* _Set task_
Copy every line in the records below that contains the word "laboratory".

═══ Listing

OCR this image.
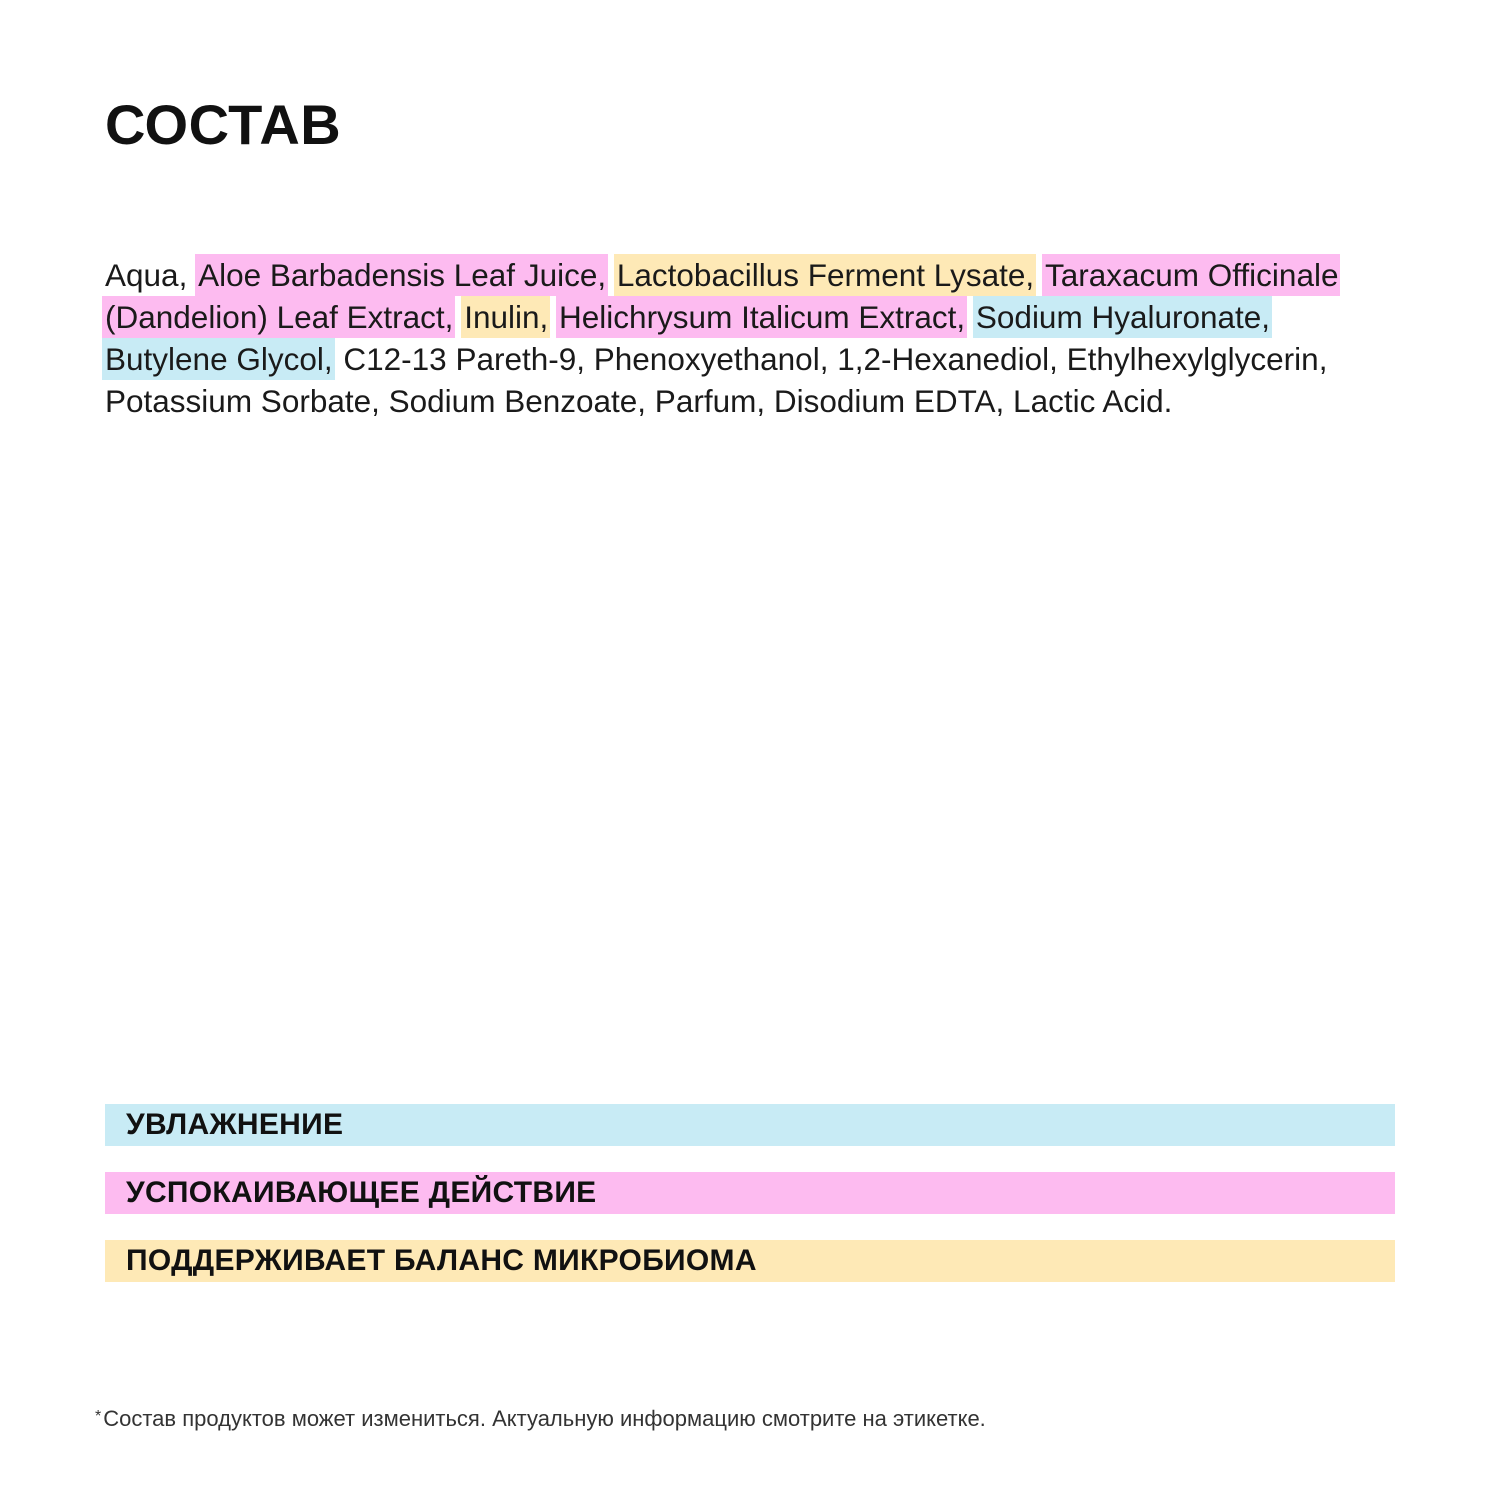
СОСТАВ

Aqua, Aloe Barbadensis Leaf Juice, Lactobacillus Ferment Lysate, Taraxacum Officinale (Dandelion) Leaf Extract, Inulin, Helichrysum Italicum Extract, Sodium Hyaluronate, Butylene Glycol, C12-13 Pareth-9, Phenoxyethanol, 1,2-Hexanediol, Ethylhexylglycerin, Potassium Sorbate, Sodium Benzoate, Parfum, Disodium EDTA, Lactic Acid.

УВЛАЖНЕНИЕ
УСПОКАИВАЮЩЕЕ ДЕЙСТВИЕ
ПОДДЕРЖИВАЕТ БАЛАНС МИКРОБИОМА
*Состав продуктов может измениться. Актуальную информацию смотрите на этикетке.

══════
═══ Listing

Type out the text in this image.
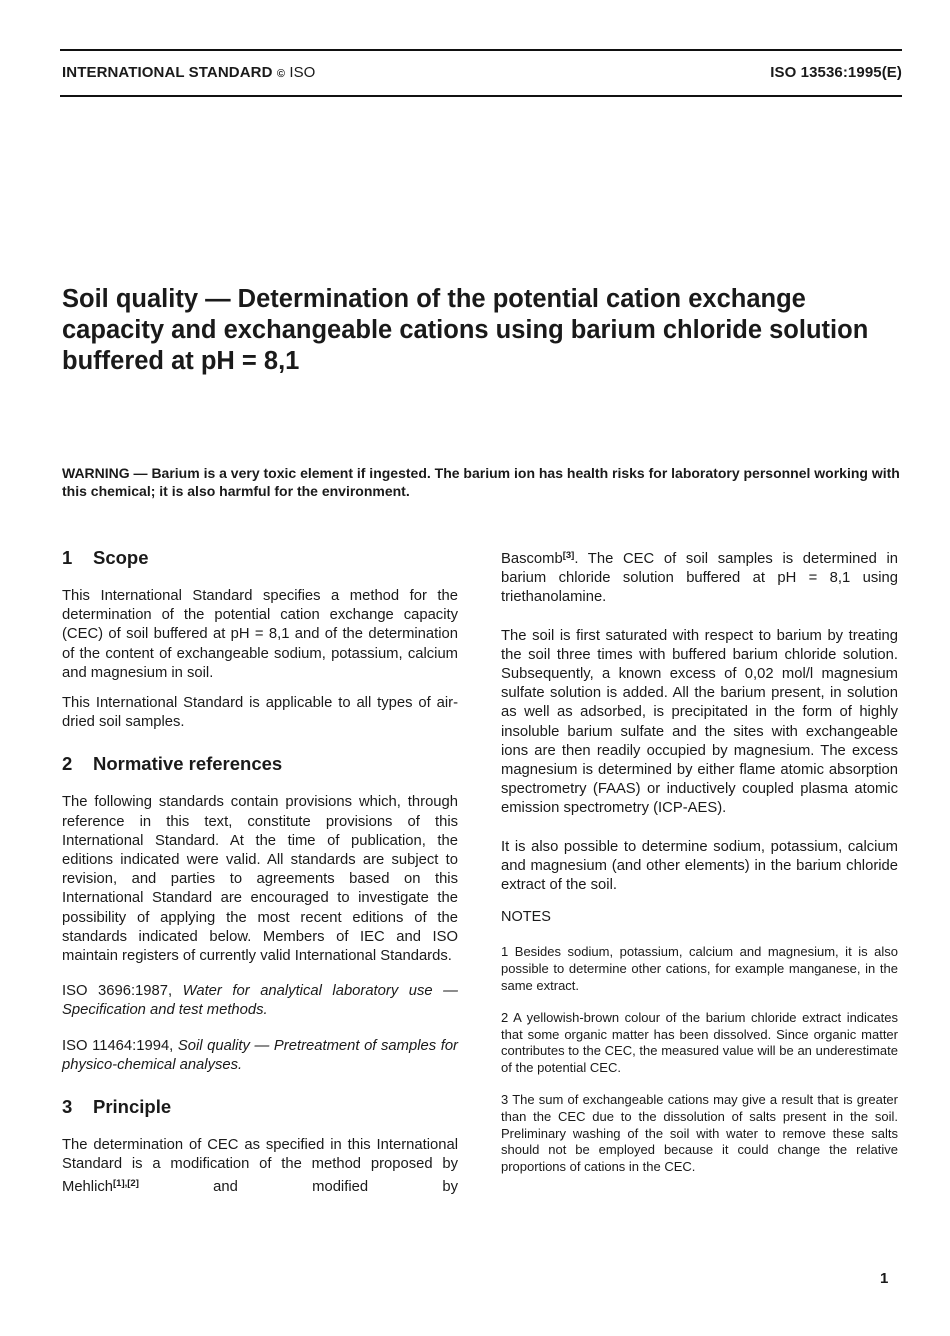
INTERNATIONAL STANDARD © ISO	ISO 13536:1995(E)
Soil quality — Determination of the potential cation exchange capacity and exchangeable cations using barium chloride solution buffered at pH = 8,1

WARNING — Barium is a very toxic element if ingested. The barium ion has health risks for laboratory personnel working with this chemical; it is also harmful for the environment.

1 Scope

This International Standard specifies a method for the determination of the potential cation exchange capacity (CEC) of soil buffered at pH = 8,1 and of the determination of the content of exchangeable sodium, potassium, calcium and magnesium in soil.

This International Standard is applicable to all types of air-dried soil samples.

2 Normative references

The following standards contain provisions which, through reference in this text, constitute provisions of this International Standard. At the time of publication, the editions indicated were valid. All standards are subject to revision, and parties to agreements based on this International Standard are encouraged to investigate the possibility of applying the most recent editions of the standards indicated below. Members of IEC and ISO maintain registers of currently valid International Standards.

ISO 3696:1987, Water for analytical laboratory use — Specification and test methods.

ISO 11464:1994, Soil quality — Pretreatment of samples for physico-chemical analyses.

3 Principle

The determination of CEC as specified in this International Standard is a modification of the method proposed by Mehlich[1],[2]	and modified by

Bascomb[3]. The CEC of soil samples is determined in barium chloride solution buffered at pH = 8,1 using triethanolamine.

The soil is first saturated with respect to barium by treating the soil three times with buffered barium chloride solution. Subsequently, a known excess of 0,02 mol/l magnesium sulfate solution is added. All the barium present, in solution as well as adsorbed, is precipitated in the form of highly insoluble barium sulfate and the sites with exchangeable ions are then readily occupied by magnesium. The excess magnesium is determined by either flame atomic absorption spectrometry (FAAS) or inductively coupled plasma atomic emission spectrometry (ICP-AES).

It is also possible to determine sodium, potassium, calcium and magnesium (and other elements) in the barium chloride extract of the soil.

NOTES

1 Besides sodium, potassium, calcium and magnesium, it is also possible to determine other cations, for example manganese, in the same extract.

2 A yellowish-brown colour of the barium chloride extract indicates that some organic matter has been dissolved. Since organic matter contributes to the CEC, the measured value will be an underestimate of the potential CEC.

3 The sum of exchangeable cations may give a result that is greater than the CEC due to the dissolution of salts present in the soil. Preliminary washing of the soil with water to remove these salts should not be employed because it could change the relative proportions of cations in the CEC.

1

══════

* _Exercise solution_
WARNING — Barium is a very toxic element if ingested. The barium ion has health risks for laboratory personnel working with this chemical; it is also harmful for the environment.
ISO 3696:1987, Water for analytical laboratory use — Specification and test methods.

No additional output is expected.